Locate each line below that includes "moyenne" and reproduce it.

◆ Material for this task:
________

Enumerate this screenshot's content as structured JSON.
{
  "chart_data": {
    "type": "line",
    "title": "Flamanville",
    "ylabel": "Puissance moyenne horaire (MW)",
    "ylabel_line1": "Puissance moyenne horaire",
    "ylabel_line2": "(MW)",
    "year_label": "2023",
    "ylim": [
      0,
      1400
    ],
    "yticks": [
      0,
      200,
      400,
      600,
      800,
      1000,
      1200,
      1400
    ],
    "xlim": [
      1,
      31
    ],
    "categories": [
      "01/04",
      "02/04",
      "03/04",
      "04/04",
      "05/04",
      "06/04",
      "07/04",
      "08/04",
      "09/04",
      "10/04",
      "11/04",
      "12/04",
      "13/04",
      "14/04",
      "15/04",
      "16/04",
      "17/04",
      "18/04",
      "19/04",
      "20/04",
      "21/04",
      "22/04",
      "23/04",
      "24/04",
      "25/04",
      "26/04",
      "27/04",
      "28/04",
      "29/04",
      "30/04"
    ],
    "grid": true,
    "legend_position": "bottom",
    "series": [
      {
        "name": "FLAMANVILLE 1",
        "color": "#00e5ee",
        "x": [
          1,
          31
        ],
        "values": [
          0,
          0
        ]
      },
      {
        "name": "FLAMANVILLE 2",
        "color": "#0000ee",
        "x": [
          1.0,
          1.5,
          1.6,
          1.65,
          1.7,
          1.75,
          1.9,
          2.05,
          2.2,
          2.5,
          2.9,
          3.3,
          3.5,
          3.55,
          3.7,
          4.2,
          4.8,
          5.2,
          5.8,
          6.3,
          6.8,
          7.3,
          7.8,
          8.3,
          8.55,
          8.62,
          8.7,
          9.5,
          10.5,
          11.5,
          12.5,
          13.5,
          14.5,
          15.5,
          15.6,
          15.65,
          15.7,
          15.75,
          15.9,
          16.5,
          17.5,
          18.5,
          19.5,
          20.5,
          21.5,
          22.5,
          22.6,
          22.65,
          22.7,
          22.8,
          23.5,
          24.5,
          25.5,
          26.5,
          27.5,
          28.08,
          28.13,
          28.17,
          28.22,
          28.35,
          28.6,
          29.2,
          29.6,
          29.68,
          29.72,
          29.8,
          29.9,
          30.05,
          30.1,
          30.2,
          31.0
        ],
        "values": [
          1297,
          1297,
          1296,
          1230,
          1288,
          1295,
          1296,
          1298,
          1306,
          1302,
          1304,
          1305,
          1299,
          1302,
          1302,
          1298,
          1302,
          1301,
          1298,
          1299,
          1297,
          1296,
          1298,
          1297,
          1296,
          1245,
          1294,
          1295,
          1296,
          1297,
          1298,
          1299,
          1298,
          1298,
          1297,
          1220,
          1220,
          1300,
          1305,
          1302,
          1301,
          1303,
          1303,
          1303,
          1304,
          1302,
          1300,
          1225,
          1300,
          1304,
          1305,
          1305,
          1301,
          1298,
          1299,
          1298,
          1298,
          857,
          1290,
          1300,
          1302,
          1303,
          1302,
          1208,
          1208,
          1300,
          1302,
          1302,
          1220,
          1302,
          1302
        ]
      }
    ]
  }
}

________

◆ Written solution:
    "ylabel": "Puissance moyenne horaire (MW)",
    "ylabel_line1": "Puissance moyenne horaire",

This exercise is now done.